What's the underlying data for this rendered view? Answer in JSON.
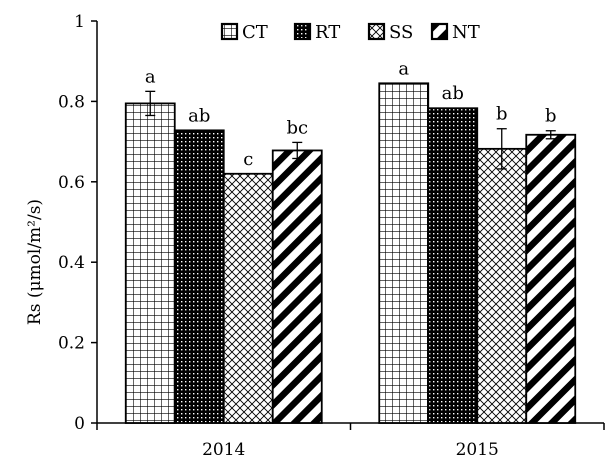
{
  "chart_data": {
    "type": "bar",
    "ylabel": "Rs (μmol/m²/s)",
    "ylim": [
      0,
      1
    ],
    "yticks": [
      0,
      0.2,
      0.4,
      0.6,
      0.8,
      1
    ],
    "ytick_labels": [
      "0",
      "0.2",
      "0.4",
      "0.6",
      "0.8",
      "1"
    ],
    "categories": [
      "2014",
      "2015"
    ],
    "grid": false,
    "legend_position": "top-center",
    "series": [
      {
        "name": "CT",
        "values": [
          0.795,
          0.845
        ],
        "errors": [
          0.03,
          0.0
        ],
        "significance": [
          "a",
          "a"
        ],
        "pattern": "grid"
      },
      {
        "name": "RT",
        "values": [
          0.728,
          0.783
        ],
        "errors": [
          0.0,
          0.0
        ],
        "significance": [
          "ab",
          "ab"
        ],
        "pattern": "dense-dots"
      },
      {
        "name": "SS",
        "values": [
          0.62,
          0.682
        ],
        "errors": [
          0.0,
          0.05
        ],
        "significance": [
          "c",
          "b"
        ],
        "pattern": "crosshatch"
      },
      {
        "name": "NT",
        "values": [
          0.678,
          0.717
        ],
        "errors": [
          0.02,
          0.01
        ],
        "significance": [
          "bc",
          "b"
        ],
        "pattern": "diagonal-stripes"
      }
    ]
  }
}
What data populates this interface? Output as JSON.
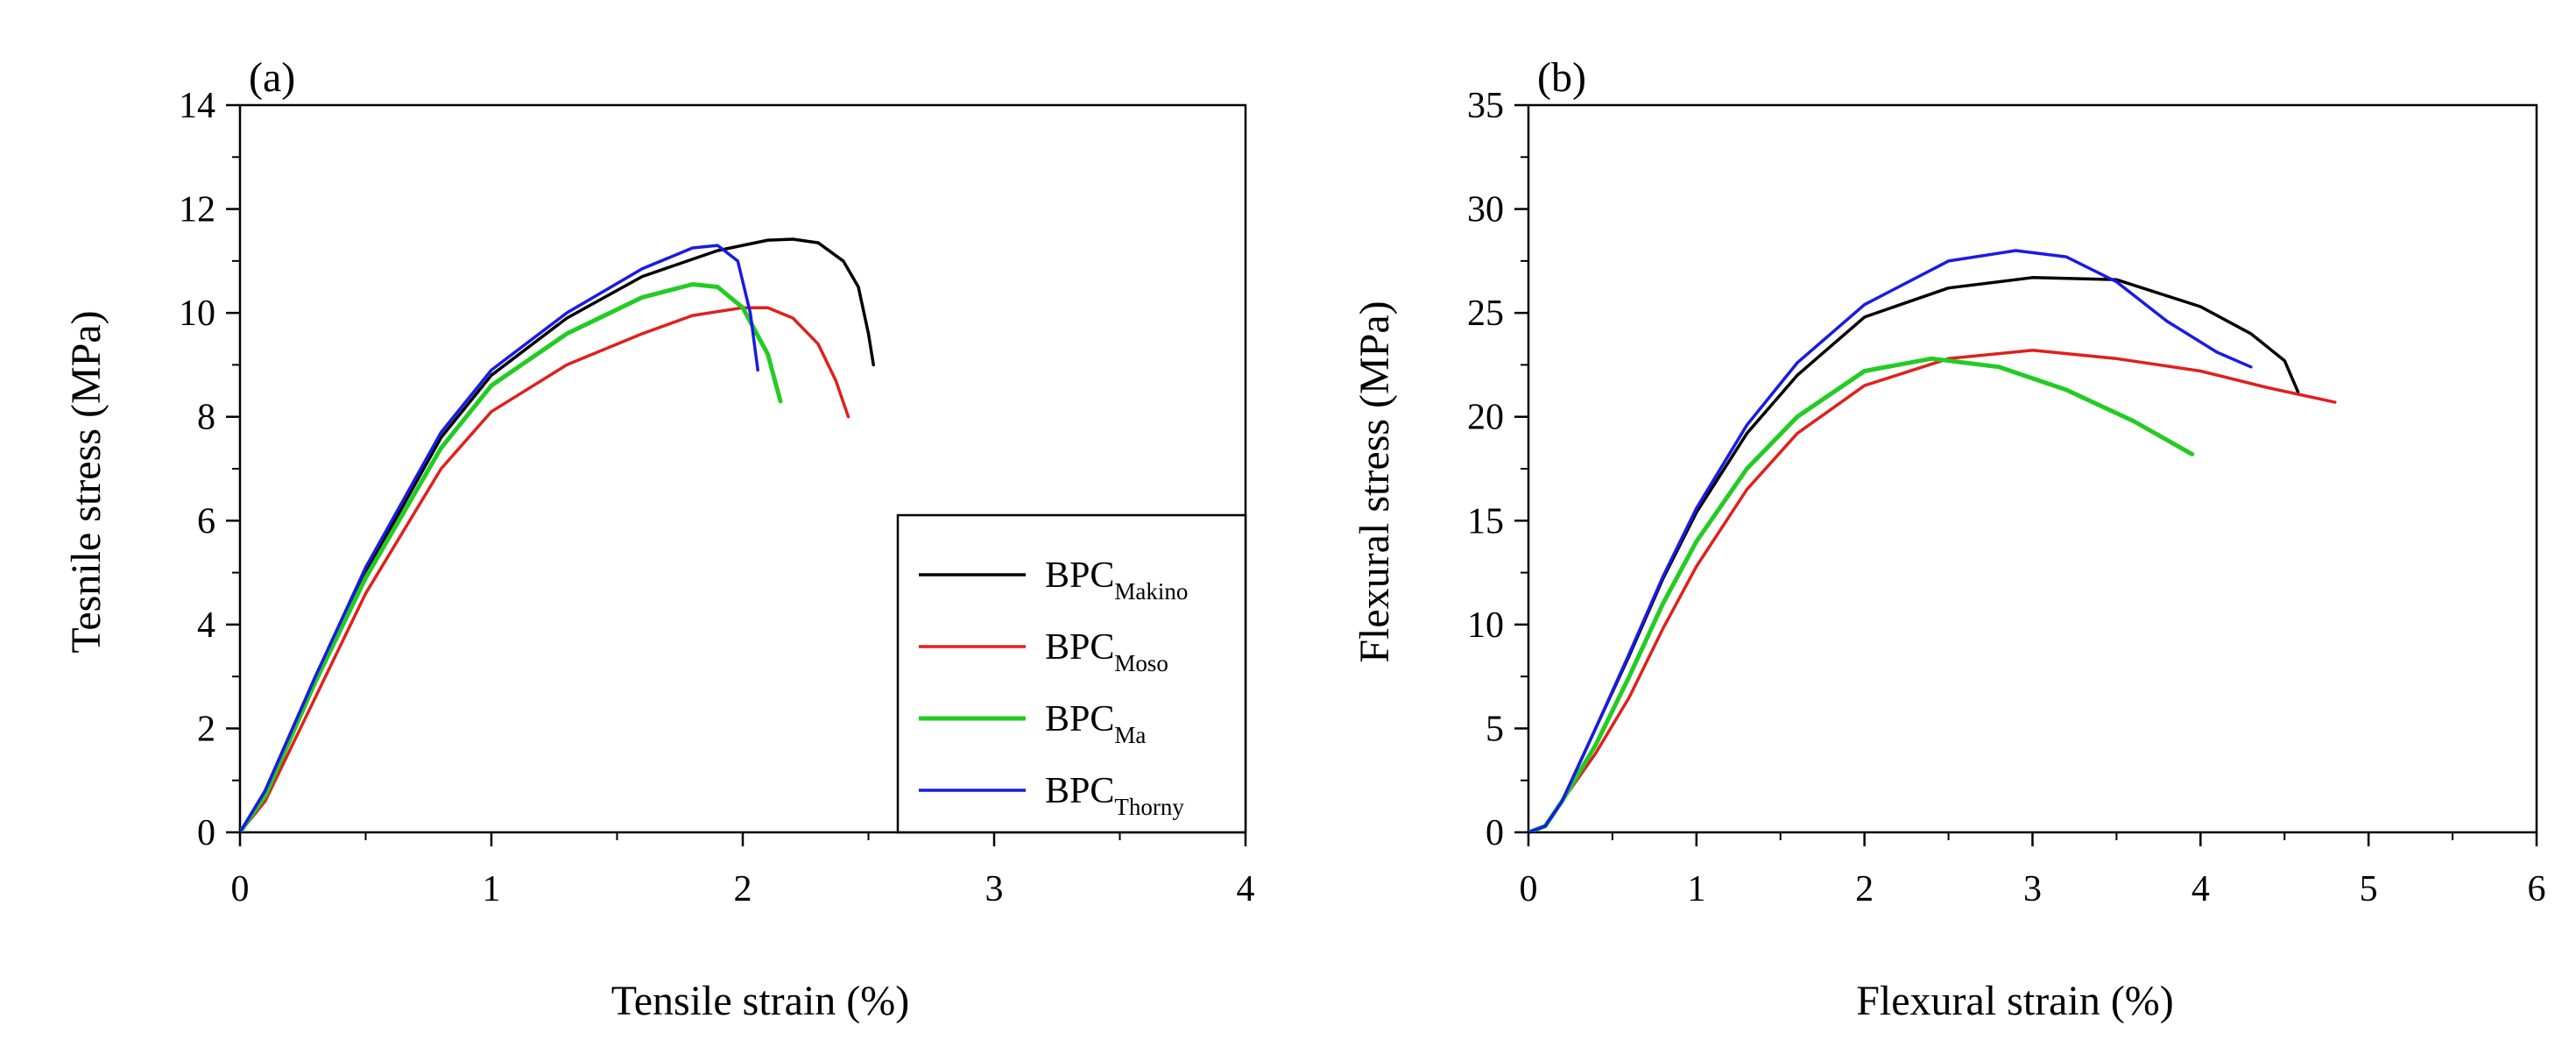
{
  "chart_data": [
    {
      "type": "line",
      "panel_label": "(a)",
      "xlabel": "Tensile strain (%)",
      "ylabel": "Tesnile stress (MPa)",
      "xlim": [
        0,
        4
      ],
      "ylim": [
        0,
        14
      ],
      "xticks": [
        "0",
        "1",
        "2",
        "3",
        "4"
      ],
      "yticks": [
        "0",
        "2",
        "4",
        "6",
        "8",
        "10",
        "12",
        "14"
      ],
      "legend": {
        "position": "bottom-right",
        "entries": [
          {
            "base": "BPC",
            "sub": "Makino",
            "color": "#000000"
          },
          {
            "base": "BPC",
            "sub": "Moso",
            "color": "#e0201c"
          },
          {
            "base": "BPC",
            "sub": "Ma",
            "color": "#22cc22"
          },
          {
            "base": "BPC",
            "sub": "Thorny",
            "color": "#1a1ae6"
          }
        ]
      },
      "series": [
        {
          "name": "BPC Makino",
          "color": "#000000",
          "x": [
            0,
            0.1,
            0.3,
            0.5,
            0.8,
            1.0,
            1.3,
            1.6,
            1.9,
            2.1,
            2.2,
            2.3,
            2.4,
            2.46,
            2.5,
            2.52
          ],
          "y": [
            0,
            0.8,
            3.0,
            5.0,
            7.6,
            8.8,
            9.9,
            10.7,
            11.2,
            11.4,
            11.42,
            11.35,
            11.0,
            10.5,
            9.6,
            9.0
          ]
        },
        {
          "name": "BPC Moso",
          "color": "#e0201c",
          "x": [
            0,
            0.1,
            0.3,
            0.5,
            0.8,
            1.0,
            1.3,
            1.6,
            1.8,
            2.0,
            2.1,
            2.2,
            2.3,
            2.37,
            2.42
          ],
          "y": [
            0,
            0.6,
            2.6,
            4.6,
            7.0,
            8.1,
            9.0,
            9.6,
            9.95,
            10.1,
            10.1,
            9.9,
            9.4,
            8.7,
            8.0
          ]
        },
        {
          "name": "BPC Ma",
          "color": "#22cc22",
          "x": [
            0,
            0.1,
            0.3,
            0.5,
            0.8,
            1.0,
            1.3,
            1.6,
            1.8,
            1.9,
            2.0,
            2.1,
            2.15
          ],
          "y": [
            0,
            0.7,
            2.9,
            4.9,
            7.4,
            8.6,
            9.6,
            10.3,
            10.55,
            10.5,
            10.1,
            9.2,
            8.3
          ]
        },
        {
          "name": "BPC Thorny",
          "color": "#1a1ae6",
          "x": [
            0,
            0.1,
            0.3,
            0.5,
            0.8,
            1.0,
            1.3,
            1.6,
            1.8,
            1.9,
            1.98,
            2.03,
            2.06
          ],
          "y": [
            0,
            0.8,
            3.0,
            5.1,
            7.7,
            8.9,
            10.0,
            10.85,
            11.25,
            11.3,
            11.0,
            10.0,
            8.9
          ]
        }
      ]
    },
    {
      "type": "line",
      "panel_label": "(b)",
      "xlabel": "Flexural strain (%)",
      "ylabel": "Flexural stress (MPa)",
      "xlim": [
        0,
        6
      ],
      "ylim": [
        0,
        35
      ],
      "xticks": [
        "0",
        "1",
        "2",
        "3",
        "4",
        "5",
        "6"
      ],
      "yticks": [
        "0",
        "5",
        "10",
        "15",
        "20",
        "25",
        "30",
        "35"
      ],
      "series": [
        {
          "name": "BPC Makino",
          "color": "#000000",
          "x": [
            0,
            0.1,
            0.2,
            0.4,
            0.6,
            0.8,
            1.0,
            1.3,
            1.6,
            2.0,
            2.5,
            3.0,
            3.5,
            4.0,
            4.3,
            4.5,
            4.58
          ],
          "y": [
            0,
            0.3,
            1.5,
            5.0,
            8.5,
            12.2,
            15.4,
            19.2,
            22.0,
            24.8,
            26.2,
            26.7,
            26.6,
            25.3,
            24.0,
            22.7,
            21.2
          ]
        },
        {
          "name": "BPC Moso",
          "color": "#e0201c",
          "x": [
            0,
            0.1,
            0.2,
            0.4,
            0.6,
            0.8,
            1.0,
            1.3,
            1.6,
            2.0,
            2.5,
            3.0,
            3.5,
            4.0,
            4.4,
            4.8
          ],
          "y": [
            0,
            0.3,
            1.5,
            3.8,
            6.5,
            9.8,
            12.8,
            16.5,
            19.2,
            21.5,
            22.8,
            23.2,
            22.8,
            22.2,
            21.4,
            20.7
          ]
        },
        {
          "name": "BPC Ma",
          "color": "#22cc22",
          "x": [
            0,
            0.1,
            0.2,
            0.4,
            0.6,
            0.8,
            1.0,
            1.3,
            1.6,
            2.0,
            2.4,
            2.8,
            3.2,
            3.6,
            3.95
          ],
          "y": [
            0,
            0.3,
            1.5,
            4.2,
            7.5,
            11.0,
            14.0,
            17.5,
            20.0,
            22.2,
            22.8,
            22.4,
            21.3,
            19.8,
            18.2
          ]
        },
        {
          "name": "BPC Thorny",
          "color": "#1a1ae6",
          "x": [
            0,
            0.1,
            0.2,
            0.4,
            0.6,
            0.8,
            1.0,
            1.3,
            1.6,
            2.0,
            2.5,
            2.9,
            3.2,
            3.5,
            3.8,
            4.1,
            4.3
          ],
          "y": [
            0,
            0.3,
            1.5,
            5.0,
            8.6,
            12.3,
            15.6,
            19.6,
            22.6,
            25.4,
            27.5,
            28.0,
            27.7,
            26.5,
            24.6,
            23.1,
            22.4
          ]
        }
      ]
    }
  ]
}
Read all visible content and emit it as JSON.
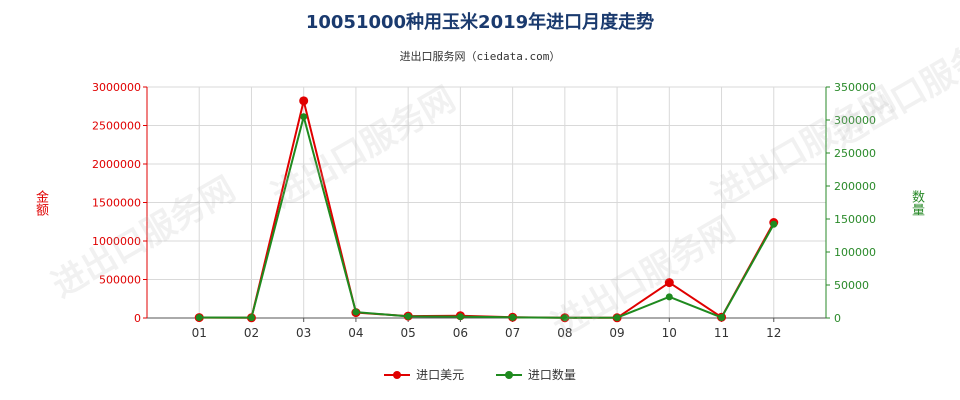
{
  "title": "10051000种用玉米2019年进口月度走势",
  "subtitle": "进出口服务网（ciedata.com）",
  "watermark": "进出口服务网",
  "chart_data": {
    "type": "line",
    "categories": [
      "01",
      "02",
      "03",
      "04",
      "05",
      "06",
      "07",
      "08",
      "09",
      "10",
      "11",
      "12"
    ],
    "y_left": {
      "label": "金额",
      "ticks": [
        "0",
        "500000",
        "1000000",
        "1500000",
        "2000000",
        "2500000",
        "3000000"
      ],
      "ylim": [
        0,
        3000000
      ],
      "color": "#e00000"
    },
    "y_right": {
      "label": "数量",
      "ticks": [
        "0",
        "50000",
        "100000",
        "150000",
        "200000",
        "250000",
        "300000",
        "350000"
      ],
      "ylim": [
        0,
        350000
      ],
      "color": "#2a8a2a"
    },
    "series": [
      {
        "name": "进口美元",
        "axis": "left",
        "color": "#e00000",
        "values": [
          5000,
          3000,
          2820000,
          70000,
          25000,
          30000,
          10000,
          4000,
          3000,
          460000,
          10000,
          1240000
        ]
      },
      {
        "name": "进口数量",
        "axis": "right",
        "color": "#1f8a1f",
        "values": [
          800,
          500,
          305000,
          9000,
          2500,
          2000,
          1000,
          300,
          500,
          32000,
          800,
          142000
        ]
      }
    ],
    "grid": true,
    "legend_position": "bottom"
  }
}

▶ YOUR GOAL
No pictures belong in the copy; quote exactly the lines from the line containing "Read all visible content and emit it as JSON." through the final line of the material, both ends included.

▶ EXERCISE RESPONSE
Read all visible content and emit it as JSON.
{
  "title": "10051000种用玉米2019年进口月度走势",
  "subtitle": "进出口服务网（ciedata.com）",
  "watermark": "进出口服务网",
  "chart_data": {
    "type": "line",
    "categories": [
      "01",
      "02",
      "03",
      "04",
      "05",
      "06",
      "07",
      "08",
      "09",
      "10",
      "11",
      "12"
    ],
    "y_left": {
      "label": "金额",
      "ticks": [
        "0",
        "500000",
        "1000000",
        "1500000",
        "2000000",
        "2500000",
        "3000000"
      ],
      "ylim": [
        0,
        3000000
      ],
      "color": "#e00000"
    },
    "y_right": {
      "label": "数量",
      "ticks": [
        "0",
        "50000",
        "100000",
        "150000",
        "200000",
        "250000",
        "300000",
        "350000"
      ],
      "ylim": [
        0,
        350000
      ],
      "color": "#2a8a2a"
    },
    "series": [
      {
        "name": "进口美元",
        "axis": "left",
        "color": "#e00000",
        "values": [
          5000,
          3000,
          2820000,
          70000,
          25000,
          30000,
          10000,
          4000,
          3000,
          460000,
          10000,
          1240000
        ]
      },
      {
        "name": "进口数量",
        "axis": "right",
        "color": "#1f8a1f",
        "values": [
          800,
          500,
          305000,
          9000,
          2500,
          2000,
          1000,
          300,
          500,
          32000,
          800,
          142000
        ]
      }
    ],
    "grid": true,
    "legend_position": "bottom"
  }
}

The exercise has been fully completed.